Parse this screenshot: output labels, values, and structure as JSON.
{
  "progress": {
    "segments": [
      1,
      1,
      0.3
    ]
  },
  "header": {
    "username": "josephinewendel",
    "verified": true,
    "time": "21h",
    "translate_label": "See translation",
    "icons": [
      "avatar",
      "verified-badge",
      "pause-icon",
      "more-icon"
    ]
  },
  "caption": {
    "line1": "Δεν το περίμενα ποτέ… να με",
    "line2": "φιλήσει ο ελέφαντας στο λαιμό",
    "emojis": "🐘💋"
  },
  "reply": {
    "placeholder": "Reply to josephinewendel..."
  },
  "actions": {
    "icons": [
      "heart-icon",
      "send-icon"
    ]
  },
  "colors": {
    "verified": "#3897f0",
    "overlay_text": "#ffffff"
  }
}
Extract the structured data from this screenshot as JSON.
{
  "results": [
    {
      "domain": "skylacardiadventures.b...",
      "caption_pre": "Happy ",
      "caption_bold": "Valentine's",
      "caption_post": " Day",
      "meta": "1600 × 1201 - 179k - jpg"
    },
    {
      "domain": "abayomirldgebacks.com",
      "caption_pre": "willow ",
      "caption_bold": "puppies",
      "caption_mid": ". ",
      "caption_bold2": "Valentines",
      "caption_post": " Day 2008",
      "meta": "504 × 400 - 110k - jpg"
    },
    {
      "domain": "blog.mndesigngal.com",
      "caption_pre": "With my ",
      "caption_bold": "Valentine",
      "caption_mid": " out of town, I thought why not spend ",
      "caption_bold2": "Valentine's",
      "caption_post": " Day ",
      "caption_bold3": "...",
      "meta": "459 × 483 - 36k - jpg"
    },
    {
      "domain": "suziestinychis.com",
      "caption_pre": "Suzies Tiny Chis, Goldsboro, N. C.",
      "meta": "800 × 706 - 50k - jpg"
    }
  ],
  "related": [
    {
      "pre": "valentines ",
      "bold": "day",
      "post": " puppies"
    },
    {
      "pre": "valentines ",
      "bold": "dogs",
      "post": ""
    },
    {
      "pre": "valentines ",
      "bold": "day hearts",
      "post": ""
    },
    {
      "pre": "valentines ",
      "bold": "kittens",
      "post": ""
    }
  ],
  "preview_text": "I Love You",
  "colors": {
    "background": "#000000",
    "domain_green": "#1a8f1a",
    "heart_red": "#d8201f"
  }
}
****
What you will do → Print every record above exactly as written.

Answer to this task →
Parse this screenshot: output labels, values, and structure as JSON.
{
  "progress": {
    "segments": [
      1,
      1,
      0.3
    ]
  },
  "header": {
    "username": "josephinewendel",
    "verified": true,
    "time": "21h",
    "translate_label": "See translation",
    "icons": [
      "avatar",
      "verified-badge",
      "pause-icon",
      "more-icon"
    ]
  },
  "caption": {
    "line1": "Δεν το περίμενα ποτέ… να με",
    "line2": "φιλήσει ο ελέφαντας στο λαιμό",
    "emojis": "🐘💋"
  },
  "reply": {
    "placeholder": "Reply to josephinewendel..."
  },
  "actions": {
    "icons": [
      "heart-icon",
      "send-icon"
    ]
  },
  "colors": {
    "verified": "#3897f0",
    "overlay_text": "#ffffff"
  }
}
Extract the structured data from this screenshot as JSON.
{
  "results": [
    {
      "domain": "skylacardiadventures.b...",
      "caption_pre": "Happy ",
      "caption_bold": "Valentine's",
      "caption_post": " Day",
      "meta": "1600 × 1201 - 179k - jpg"
    },
    {
      "domain": "abayomirldgebacks.com",
      "caption_pre": "willow ",
      "caption_bold": "puppies",
      "caption_mid": ". ",
      "caption_bold2": "Valentines",
      "caption_post": " Day 2008",
      "meta": "504 × 400 - 110k - jpg"
    },
    {
      "domain": "blog.mndesigngal.com",
      "caption_pre": "With my ",
      "caption_bold": "Valentine",
      "caption_mid": " out of town, I thought why not spend ",
      "caption_bold2": "Valentine's",
      "caption_post": " Day ",
      "caption_bold3": "...",
      "meta": "459 × 483 - 36k - jpg"
    },
    {
      "domain": "suziestinychis.com",
      "caption_pre": "Suzies Tiny Chis, Goldsboro, N. C.",
      "meta": "800 × 706 - 50k - jpg"
    }
  ],
  "related": [
    {
      "pre": "valentines ",
      "bold": "day",
      "post": " puppies"
    },
    {
      "pre": "valentines ",
      "bold": "dogs",
      "post": ""
    },
    {
      "pre": "valentines ",
      "bold": "day hearts",
      "post": ""
    },
    {
      "pre": "valentines ",
      "bold": "kittens",
      "post": ""
    }
  ],
  "preview_text": "I Love You",
  "colors": {
    "background": "#000000",
    "domain_green": "#1a8f1a",
    "heart_red": "#d8201f"
  }
}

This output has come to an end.